## PROBLEM DESCRIPTION
How many lines hold the string "style"? Give only the number.

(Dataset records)
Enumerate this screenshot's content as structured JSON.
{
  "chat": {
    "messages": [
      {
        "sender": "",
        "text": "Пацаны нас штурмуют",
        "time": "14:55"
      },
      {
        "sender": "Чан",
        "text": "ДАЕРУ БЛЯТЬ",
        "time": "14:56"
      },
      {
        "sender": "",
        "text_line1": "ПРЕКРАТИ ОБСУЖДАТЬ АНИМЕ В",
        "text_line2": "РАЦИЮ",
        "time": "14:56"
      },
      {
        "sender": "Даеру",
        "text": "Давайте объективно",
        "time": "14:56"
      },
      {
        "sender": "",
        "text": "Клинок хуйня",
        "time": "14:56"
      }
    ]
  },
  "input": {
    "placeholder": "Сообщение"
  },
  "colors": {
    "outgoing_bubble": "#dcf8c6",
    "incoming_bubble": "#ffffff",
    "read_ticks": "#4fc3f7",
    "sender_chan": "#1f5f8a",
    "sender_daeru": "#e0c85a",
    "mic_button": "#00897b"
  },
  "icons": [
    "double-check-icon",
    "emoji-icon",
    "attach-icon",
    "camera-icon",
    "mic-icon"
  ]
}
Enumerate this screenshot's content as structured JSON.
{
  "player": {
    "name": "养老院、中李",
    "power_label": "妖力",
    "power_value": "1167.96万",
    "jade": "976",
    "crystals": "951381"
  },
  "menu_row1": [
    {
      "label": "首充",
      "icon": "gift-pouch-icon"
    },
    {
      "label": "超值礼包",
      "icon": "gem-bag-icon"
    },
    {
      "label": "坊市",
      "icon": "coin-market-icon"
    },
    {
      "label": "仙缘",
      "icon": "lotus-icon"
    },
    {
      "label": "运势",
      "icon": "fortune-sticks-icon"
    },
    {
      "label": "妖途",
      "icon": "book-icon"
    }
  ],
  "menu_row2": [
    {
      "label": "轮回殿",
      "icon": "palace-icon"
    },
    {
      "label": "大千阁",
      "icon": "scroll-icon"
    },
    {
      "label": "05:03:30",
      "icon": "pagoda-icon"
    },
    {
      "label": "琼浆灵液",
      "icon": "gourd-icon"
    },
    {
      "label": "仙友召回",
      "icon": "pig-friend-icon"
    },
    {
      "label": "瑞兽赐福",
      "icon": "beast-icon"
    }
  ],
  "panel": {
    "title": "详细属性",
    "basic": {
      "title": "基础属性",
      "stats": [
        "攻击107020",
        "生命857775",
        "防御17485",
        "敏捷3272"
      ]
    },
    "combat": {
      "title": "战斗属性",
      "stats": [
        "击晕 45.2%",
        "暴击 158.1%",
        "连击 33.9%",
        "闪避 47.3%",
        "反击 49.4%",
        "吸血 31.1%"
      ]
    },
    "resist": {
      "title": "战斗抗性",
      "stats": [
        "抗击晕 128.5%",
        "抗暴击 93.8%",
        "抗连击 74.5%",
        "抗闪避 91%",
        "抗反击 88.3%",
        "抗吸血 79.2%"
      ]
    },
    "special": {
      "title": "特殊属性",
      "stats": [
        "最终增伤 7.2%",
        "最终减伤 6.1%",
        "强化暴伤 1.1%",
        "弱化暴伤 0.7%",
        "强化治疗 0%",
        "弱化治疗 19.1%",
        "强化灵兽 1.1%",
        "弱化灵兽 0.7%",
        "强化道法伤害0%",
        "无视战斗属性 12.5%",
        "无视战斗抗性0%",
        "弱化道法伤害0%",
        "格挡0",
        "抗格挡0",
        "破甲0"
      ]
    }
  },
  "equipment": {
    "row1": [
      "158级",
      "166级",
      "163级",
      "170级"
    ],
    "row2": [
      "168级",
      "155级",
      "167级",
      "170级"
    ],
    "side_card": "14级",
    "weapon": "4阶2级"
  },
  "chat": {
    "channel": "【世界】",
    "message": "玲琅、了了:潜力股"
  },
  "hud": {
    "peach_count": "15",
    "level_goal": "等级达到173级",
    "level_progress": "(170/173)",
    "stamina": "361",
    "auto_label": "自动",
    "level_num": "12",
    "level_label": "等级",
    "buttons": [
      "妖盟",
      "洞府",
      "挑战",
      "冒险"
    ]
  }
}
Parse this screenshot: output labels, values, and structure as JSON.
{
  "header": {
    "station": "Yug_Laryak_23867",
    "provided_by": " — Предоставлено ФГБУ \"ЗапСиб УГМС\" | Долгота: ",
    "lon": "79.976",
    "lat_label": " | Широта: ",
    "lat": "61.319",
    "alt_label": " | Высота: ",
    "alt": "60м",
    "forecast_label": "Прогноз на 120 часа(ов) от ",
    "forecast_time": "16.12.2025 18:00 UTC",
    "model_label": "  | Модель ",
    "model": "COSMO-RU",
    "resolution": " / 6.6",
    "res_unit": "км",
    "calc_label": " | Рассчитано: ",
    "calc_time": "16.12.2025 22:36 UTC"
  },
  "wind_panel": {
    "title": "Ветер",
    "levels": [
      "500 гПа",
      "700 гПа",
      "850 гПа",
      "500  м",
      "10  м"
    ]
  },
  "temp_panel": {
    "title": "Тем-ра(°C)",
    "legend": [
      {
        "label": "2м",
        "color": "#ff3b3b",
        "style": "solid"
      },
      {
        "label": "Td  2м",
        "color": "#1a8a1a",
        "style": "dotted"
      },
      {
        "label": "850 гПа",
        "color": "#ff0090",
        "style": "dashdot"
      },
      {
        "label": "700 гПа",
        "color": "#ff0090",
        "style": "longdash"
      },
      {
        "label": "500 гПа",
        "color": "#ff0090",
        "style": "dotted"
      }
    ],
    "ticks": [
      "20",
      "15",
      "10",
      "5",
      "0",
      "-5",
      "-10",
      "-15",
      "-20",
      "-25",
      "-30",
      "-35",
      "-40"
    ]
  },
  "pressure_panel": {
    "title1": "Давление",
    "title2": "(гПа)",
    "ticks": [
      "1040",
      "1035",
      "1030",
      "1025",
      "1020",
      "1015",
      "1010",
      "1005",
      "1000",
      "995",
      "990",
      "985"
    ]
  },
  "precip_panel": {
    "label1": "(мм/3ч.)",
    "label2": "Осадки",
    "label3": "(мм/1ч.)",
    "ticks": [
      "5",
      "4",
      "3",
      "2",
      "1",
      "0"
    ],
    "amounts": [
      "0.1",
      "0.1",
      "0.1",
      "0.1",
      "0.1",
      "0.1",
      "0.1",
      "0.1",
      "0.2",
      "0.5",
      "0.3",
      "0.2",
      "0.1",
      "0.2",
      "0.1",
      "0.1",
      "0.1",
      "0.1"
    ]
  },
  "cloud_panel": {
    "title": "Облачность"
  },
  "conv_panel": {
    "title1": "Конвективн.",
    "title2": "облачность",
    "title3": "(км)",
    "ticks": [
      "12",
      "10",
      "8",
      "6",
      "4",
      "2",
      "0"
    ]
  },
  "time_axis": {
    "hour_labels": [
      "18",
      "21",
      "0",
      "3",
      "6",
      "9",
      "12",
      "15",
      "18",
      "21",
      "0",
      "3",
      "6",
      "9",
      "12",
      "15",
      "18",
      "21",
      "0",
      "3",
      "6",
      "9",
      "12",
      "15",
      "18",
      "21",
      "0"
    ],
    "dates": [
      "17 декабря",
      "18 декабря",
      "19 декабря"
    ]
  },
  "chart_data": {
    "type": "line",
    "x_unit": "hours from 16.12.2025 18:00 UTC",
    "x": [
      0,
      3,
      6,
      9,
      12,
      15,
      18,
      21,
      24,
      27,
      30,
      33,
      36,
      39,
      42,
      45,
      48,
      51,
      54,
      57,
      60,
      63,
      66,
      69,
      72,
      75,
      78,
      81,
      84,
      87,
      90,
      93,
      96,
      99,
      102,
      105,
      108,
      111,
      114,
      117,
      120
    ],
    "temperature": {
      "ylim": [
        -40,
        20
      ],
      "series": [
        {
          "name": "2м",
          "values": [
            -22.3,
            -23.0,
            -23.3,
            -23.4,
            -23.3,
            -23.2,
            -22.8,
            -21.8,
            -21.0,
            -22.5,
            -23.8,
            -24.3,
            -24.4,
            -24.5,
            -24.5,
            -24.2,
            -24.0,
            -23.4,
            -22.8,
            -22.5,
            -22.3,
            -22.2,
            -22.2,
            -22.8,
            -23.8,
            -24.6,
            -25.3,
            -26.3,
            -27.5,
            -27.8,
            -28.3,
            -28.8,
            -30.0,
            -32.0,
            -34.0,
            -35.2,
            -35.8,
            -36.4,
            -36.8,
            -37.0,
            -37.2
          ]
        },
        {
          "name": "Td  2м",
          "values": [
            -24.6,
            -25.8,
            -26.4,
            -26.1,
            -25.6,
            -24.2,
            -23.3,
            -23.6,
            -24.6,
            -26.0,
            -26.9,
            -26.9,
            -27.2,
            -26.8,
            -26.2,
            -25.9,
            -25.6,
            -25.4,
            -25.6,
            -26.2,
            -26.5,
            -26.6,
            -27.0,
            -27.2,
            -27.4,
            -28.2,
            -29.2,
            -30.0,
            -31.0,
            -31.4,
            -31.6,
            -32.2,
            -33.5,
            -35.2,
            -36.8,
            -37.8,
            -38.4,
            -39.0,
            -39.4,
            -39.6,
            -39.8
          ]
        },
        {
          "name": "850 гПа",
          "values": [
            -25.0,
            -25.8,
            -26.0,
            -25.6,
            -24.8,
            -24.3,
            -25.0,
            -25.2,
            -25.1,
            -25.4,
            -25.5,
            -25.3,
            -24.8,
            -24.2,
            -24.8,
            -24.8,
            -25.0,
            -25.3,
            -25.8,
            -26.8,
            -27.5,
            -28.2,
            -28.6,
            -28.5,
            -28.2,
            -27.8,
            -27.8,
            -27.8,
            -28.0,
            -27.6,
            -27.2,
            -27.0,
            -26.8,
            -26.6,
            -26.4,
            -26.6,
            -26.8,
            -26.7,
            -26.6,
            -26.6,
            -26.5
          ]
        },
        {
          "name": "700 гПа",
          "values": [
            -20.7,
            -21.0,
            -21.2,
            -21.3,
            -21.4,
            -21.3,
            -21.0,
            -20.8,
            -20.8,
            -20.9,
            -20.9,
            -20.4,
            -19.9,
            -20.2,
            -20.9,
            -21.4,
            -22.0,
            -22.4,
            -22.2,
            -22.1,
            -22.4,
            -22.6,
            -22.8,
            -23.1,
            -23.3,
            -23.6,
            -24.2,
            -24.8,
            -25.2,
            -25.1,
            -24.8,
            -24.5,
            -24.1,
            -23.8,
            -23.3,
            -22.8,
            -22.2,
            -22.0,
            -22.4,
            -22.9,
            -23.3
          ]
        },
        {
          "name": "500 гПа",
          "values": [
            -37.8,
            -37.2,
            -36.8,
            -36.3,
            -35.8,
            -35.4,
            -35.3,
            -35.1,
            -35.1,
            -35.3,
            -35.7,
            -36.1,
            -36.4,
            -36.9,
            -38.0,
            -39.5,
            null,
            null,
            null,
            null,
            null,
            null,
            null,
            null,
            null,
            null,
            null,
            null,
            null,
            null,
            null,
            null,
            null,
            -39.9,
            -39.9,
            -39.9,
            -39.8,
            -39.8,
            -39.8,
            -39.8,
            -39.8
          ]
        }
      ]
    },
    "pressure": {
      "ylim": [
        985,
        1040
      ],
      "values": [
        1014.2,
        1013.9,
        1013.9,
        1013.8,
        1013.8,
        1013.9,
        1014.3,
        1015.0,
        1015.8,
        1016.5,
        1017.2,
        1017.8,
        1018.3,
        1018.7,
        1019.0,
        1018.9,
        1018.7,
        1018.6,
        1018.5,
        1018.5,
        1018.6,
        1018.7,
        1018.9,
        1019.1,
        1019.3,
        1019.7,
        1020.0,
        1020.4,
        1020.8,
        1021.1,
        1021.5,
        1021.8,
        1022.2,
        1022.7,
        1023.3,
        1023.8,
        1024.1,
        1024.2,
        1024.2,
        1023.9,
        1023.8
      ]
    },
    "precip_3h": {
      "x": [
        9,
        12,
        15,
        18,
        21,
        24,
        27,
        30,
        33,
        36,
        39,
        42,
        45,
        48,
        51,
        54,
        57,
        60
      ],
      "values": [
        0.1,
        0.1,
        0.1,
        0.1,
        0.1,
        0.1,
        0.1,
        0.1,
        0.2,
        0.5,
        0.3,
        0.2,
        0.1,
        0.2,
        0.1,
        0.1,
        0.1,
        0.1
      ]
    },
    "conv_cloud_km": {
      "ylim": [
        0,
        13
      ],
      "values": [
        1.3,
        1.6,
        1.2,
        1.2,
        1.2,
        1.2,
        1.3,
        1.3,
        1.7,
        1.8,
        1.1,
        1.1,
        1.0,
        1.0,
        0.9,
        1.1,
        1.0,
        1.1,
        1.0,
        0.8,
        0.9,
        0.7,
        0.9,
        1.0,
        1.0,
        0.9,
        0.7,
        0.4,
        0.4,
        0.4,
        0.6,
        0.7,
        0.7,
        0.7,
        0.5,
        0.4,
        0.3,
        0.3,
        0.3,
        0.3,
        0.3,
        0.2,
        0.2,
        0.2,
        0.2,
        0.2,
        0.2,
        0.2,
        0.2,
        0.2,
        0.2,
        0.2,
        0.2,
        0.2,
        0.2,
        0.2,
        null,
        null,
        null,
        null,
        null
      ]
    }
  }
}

## EXPECTED ANSWER
5